§ **Given problem 1**: Please reproduce the records unchanged, from the very first line of the records through the line containing "box C (switch device): [565, 1182, 675, 1266]", with both of those lines included.

Caching Strategies

ScholarFlux uses two-layer caching to speed up data collection while keeping results accurate and fresh. This tutorial shows you how to configure caching for common research workflows.

Prerequisites 

Complete Getting Started for basic usage
Understanding of Response Handling and Error Patterns for error handling with caching
Basic knowledge of cache backends (Redis, MongoDB, SQLite)

Understanding the Two Caches 

ScholarFlux has two independent caches that work together:

Session Cache (HTTP Responses)

Caches raw API responses to avoid redundant network requests. Uses requests-cache.

Status: Disabled by default
Thread-safe: ❌ No (create one session per thread)
Best for: Repeated analysis of same data

Processing Cache (Parsed Data)

Caches processed results after parsing and extraction.

Status: Enabled by default (in-memory)
Thread-safe: ✅ Yes (safe to share)
Best for: Avoiding re-processing of API responses

Tip

Both caches work identically across all providers (PubMed, Crossref, PLOS, CORE, Springer Nature).

Quick Start Patterns 

Default: Processing Cache Only 

By default, processed results are cached in memory:

from scholar_flux import SearchCoordinator

coordinator = SearchCoordinator(
    query="machine learning applications",
    provider_name="pubmed"
)

# First search: fetches from API and caches processed results
results = coordinator.search(page=1)

# Second search: retrieves from processing cache (no re-parsing)
results_cached = coordinator.search(page=1)

Enable Session Caching 

Add HTTP response caching to reduce network requests (and avoid potential rate-limit-exceeded status codes):

from scholar_flux import SearchCoordinator
from scholar_flux.sessions import CachedSessionManager

# Create session manager (factory for thread-safe sessions)
session_manager = CachedSessionManager(
    cache_name="my_cache",
    backend="memory"
)

coordinator = SearchCoordinator(
    query="deep learning",
    provider_name="crossref",
    session=session_manager.configure_session()  # Creates new session instance
)

results = coordinator.search(page=1)

§ **Given problem 2**: Which library does the caching strategies page say the Session Cache uses?

§ **Stored data**:

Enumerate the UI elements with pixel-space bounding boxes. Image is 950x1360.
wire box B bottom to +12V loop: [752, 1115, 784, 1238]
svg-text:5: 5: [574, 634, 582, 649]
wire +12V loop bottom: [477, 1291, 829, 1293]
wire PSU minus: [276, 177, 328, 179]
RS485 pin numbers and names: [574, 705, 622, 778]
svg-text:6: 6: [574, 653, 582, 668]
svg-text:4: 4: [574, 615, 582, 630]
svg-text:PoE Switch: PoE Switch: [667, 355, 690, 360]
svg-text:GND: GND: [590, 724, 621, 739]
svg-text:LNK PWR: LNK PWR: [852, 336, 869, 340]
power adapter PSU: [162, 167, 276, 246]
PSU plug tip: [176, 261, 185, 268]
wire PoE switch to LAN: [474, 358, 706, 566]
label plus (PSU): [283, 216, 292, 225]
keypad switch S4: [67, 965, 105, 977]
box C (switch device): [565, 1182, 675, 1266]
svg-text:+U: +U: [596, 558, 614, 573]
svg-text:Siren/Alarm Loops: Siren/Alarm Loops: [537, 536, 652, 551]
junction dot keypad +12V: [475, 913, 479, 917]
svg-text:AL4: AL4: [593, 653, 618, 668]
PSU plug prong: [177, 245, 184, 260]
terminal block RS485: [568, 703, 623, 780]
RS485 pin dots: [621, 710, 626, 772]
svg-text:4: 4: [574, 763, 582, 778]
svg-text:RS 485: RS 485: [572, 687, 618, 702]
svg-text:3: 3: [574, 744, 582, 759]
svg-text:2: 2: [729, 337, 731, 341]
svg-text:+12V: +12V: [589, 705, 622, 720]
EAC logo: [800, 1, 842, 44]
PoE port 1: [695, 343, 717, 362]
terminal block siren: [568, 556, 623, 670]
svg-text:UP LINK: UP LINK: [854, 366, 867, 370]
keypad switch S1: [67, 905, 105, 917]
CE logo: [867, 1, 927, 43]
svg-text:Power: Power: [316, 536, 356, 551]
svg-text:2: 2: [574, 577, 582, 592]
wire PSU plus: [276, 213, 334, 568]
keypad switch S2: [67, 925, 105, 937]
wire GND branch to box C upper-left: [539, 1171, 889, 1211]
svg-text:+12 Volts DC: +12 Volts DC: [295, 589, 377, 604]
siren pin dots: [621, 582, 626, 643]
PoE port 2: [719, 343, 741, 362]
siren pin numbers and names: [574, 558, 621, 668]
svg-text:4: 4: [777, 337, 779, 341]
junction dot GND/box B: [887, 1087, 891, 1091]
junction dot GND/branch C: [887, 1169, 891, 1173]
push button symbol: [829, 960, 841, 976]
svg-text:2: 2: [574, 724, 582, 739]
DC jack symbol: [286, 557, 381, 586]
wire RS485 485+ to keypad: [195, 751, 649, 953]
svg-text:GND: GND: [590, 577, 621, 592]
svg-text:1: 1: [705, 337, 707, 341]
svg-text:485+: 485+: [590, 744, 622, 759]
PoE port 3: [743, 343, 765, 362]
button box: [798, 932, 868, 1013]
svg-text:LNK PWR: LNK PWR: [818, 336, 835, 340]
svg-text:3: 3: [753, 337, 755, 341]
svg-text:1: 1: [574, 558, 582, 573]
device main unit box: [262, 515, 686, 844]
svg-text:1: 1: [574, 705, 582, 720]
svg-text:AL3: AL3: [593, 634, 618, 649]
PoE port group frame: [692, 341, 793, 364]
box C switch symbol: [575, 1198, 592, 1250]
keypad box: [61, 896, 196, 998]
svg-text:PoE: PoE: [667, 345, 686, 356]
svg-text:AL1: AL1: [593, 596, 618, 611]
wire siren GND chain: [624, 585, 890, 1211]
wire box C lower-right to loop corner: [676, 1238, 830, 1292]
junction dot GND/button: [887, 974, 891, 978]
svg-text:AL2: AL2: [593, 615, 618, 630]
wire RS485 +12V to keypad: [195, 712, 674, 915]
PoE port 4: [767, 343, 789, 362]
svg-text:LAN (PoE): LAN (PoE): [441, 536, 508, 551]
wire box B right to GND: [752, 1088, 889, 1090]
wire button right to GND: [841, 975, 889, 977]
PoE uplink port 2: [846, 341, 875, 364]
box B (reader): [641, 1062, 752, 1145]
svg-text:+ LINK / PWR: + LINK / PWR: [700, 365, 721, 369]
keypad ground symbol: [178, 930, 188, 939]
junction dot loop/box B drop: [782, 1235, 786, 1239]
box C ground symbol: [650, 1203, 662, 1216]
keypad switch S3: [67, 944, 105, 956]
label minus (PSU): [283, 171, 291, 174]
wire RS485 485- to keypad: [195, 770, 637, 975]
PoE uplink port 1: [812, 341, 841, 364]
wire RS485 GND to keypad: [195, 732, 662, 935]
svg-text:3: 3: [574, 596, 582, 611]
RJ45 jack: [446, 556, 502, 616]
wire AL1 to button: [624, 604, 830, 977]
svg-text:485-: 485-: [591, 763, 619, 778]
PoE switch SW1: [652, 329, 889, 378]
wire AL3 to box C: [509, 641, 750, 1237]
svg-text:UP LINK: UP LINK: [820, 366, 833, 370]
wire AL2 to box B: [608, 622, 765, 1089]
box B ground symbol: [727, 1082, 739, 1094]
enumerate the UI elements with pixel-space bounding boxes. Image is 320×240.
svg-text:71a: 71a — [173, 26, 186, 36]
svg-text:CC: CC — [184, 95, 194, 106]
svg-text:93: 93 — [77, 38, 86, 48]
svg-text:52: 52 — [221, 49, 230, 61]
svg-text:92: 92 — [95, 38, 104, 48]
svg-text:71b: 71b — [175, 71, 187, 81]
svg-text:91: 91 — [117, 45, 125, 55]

§ **Written answer 1**:
Enumerate the UI elements with pixel-space bounding boxes. Image is 950x1360.
wire box B bottom to +12V loop: [752, 1115, 784, 1238]
svg-text:5: 5: [574, 634, 582, 649]
wire +12V loop bottom: [477, 1291, 829, 1293]
wire PSU minus: [276, 177, 328, 179]
RS485 pin numbers and names: [574, 705, 622, 778]
svg-text:6: 6: [574, 653, 582, 668]
svg-text:4: 4: [574, 615, 582, 630]
svg-text:PoE Switch: PoE Switch: [667, 355, 690, 360]
svg-text:GND: GND: [590, 724, 621, 739]
svg-text:LNK PWR: LNK PWR: [852, 336, 869, 340]
power adapter PSU: [162, 167, 276, 246]
PSU plug tip: [176, 261, 185, 268]
wire PoE switch to LAN: [474, 358, 706, 566]
label plus (PSU): [283, 216, 292, 225]
keypad switch S4: [67, 965, 105, 977]
box C (switch device): [565, 1182, 675, 1266]

§ **Written answer 2**: requests-cache